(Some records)
------

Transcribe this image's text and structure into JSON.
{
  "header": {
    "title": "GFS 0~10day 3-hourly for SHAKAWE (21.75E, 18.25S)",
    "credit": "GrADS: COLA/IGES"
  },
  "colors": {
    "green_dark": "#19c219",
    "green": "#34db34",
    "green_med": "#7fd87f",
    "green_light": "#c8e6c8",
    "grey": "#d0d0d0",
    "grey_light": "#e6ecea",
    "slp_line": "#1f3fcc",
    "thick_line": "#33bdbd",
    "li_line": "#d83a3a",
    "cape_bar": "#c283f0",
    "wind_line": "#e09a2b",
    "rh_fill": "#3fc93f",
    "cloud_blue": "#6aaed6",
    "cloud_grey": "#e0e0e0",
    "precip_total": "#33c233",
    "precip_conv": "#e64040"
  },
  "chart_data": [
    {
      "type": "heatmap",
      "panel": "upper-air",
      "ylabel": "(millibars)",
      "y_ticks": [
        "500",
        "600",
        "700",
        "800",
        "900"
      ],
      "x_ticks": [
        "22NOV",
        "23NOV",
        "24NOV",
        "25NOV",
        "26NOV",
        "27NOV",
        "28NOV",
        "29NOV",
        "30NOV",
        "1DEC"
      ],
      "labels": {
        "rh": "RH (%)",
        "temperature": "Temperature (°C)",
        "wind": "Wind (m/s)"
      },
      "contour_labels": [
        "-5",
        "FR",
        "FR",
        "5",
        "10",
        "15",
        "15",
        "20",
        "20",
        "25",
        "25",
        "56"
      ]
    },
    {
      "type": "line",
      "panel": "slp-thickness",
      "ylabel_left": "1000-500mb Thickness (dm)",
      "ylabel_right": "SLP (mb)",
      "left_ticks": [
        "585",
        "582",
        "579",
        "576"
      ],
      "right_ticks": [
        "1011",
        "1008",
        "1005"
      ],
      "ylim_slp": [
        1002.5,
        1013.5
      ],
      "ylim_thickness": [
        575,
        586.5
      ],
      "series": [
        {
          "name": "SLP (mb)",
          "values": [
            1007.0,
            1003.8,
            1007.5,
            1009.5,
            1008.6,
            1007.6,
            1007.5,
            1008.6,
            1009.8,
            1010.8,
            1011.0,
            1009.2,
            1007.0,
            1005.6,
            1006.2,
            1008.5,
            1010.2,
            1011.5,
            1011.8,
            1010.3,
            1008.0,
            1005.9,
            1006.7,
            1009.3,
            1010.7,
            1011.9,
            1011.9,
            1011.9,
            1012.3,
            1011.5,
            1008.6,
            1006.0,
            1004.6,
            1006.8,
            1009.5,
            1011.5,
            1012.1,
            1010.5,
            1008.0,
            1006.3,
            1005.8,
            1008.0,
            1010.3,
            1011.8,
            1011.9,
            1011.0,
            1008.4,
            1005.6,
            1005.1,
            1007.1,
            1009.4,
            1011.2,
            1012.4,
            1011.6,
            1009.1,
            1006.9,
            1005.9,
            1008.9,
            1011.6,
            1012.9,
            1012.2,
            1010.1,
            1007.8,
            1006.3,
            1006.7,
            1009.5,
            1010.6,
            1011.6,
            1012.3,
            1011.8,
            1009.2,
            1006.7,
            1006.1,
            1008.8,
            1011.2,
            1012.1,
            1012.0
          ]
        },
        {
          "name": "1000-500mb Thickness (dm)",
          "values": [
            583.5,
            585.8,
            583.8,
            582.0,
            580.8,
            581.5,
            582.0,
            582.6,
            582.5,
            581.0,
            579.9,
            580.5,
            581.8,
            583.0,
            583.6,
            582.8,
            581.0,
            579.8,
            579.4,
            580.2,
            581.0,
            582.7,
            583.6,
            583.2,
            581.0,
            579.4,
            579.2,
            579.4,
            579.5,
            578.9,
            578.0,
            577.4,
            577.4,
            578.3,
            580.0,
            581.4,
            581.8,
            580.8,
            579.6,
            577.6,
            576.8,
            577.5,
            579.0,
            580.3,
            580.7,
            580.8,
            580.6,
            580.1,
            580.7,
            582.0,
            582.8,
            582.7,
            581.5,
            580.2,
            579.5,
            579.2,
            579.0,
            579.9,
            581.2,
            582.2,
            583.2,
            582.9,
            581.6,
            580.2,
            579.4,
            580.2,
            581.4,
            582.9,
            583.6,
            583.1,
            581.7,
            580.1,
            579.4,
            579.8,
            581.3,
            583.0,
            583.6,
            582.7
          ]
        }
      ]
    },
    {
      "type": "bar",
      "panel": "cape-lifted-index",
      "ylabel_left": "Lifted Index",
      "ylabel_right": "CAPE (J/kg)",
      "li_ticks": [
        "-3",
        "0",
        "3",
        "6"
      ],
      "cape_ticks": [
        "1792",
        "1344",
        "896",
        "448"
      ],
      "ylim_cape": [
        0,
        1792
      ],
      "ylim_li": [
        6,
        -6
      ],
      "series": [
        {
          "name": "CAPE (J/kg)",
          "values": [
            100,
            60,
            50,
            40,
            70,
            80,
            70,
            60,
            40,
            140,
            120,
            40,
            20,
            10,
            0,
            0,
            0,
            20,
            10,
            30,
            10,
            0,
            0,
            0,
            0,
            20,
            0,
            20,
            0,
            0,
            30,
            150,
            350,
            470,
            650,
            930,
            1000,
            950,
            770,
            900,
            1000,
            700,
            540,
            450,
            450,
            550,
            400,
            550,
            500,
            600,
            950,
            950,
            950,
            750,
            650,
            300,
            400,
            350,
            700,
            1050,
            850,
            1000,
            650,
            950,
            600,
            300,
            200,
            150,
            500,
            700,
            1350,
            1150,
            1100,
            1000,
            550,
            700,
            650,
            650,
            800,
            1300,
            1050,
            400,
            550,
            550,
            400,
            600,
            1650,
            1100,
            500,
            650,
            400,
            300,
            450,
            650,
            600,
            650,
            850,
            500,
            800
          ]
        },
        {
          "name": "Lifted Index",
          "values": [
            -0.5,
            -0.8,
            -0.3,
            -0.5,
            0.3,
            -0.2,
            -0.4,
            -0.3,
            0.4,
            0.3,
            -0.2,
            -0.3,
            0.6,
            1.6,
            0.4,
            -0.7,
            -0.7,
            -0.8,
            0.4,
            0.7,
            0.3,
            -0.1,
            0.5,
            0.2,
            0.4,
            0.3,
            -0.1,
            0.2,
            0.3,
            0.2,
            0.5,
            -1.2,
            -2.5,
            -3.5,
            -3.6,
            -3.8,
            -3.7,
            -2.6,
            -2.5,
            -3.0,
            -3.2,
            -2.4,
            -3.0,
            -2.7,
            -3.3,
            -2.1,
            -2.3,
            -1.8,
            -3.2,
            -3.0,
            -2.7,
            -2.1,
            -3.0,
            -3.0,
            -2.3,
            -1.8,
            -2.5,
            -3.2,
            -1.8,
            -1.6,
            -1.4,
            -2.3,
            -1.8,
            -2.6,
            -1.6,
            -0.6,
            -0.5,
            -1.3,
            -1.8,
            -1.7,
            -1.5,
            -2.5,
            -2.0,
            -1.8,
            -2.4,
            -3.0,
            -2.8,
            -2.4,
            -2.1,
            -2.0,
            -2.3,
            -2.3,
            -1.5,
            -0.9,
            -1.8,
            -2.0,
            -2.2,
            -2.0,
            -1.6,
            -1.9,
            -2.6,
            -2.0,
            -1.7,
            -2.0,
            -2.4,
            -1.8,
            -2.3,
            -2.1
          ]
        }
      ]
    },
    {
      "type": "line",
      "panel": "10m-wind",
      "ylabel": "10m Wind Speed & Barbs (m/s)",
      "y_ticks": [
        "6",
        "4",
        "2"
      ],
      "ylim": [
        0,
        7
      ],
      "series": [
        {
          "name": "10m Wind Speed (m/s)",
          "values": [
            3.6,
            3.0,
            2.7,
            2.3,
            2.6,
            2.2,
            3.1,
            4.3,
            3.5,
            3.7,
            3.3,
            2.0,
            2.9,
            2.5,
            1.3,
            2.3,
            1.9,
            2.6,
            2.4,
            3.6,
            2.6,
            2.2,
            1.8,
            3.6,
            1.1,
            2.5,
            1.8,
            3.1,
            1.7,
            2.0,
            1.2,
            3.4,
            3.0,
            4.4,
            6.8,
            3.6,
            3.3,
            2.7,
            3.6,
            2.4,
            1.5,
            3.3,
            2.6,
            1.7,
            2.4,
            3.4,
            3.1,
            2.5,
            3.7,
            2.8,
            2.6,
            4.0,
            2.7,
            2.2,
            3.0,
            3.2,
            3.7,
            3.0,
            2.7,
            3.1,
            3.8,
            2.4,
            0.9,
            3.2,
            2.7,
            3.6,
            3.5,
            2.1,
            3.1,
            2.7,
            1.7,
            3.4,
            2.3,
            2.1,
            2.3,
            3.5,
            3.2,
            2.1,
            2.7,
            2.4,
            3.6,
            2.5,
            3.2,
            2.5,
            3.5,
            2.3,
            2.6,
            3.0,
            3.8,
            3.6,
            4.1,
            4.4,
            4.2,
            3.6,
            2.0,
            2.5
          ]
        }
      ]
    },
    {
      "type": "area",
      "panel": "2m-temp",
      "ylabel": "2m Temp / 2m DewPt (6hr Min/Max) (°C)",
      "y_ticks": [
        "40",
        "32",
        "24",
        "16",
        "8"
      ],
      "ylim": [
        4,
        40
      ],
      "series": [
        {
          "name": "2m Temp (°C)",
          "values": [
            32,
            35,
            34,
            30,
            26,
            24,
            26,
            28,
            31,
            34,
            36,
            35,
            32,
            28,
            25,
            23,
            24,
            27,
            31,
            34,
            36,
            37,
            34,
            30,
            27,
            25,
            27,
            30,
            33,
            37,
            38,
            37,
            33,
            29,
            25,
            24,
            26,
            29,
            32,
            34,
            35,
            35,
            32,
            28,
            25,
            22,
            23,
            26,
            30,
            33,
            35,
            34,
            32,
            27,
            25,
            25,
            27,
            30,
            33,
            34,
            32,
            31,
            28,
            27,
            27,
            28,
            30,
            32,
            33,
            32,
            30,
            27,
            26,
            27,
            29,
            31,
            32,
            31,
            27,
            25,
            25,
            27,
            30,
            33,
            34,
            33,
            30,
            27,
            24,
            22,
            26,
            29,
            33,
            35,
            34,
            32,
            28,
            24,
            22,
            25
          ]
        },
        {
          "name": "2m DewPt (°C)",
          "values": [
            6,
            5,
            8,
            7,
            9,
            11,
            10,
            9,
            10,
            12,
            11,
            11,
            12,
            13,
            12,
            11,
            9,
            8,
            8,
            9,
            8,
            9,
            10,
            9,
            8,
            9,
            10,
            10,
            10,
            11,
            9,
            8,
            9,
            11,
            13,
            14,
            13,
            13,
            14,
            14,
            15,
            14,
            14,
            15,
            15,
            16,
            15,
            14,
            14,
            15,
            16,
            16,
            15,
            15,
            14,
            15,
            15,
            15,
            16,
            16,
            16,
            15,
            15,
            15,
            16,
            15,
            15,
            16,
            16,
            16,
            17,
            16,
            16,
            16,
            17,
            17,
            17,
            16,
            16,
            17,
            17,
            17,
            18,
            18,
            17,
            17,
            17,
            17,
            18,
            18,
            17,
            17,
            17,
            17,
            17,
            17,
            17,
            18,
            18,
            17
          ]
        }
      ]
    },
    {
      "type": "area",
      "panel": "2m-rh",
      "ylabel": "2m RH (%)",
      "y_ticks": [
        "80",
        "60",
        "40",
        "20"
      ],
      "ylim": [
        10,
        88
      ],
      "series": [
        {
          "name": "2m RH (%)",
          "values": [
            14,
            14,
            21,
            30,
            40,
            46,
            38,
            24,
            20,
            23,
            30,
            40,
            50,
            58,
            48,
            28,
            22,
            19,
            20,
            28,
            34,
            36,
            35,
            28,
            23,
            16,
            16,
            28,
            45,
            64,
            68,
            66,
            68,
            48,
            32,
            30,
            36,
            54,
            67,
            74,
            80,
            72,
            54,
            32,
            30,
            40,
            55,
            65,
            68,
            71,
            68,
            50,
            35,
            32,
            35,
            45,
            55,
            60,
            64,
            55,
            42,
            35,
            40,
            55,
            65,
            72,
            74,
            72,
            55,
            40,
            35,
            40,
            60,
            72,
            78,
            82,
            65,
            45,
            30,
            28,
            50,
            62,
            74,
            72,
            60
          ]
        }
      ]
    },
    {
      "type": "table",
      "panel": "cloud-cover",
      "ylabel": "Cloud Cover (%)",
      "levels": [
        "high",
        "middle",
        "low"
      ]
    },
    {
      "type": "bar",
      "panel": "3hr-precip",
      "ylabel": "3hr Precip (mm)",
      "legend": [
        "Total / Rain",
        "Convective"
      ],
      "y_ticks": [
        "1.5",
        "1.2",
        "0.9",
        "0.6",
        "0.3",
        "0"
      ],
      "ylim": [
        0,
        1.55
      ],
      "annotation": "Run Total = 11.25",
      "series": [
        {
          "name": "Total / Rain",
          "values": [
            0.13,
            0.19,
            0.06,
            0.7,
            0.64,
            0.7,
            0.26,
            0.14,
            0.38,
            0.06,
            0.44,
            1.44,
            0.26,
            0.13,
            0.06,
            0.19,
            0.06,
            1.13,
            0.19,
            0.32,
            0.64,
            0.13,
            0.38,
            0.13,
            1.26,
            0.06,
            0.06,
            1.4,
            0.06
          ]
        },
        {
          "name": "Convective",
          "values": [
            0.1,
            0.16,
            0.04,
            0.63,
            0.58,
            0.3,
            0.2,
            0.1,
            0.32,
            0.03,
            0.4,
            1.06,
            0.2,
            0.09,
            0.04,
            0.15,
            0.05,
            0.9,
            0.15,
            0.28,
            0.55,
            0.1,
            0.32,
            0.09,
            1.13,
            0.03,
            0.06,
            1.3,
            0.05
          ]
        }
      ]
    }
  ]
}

------

Instructions for the task:
From the records above, report the count of lines containing "panel" and nothing more.

Answer in full:
8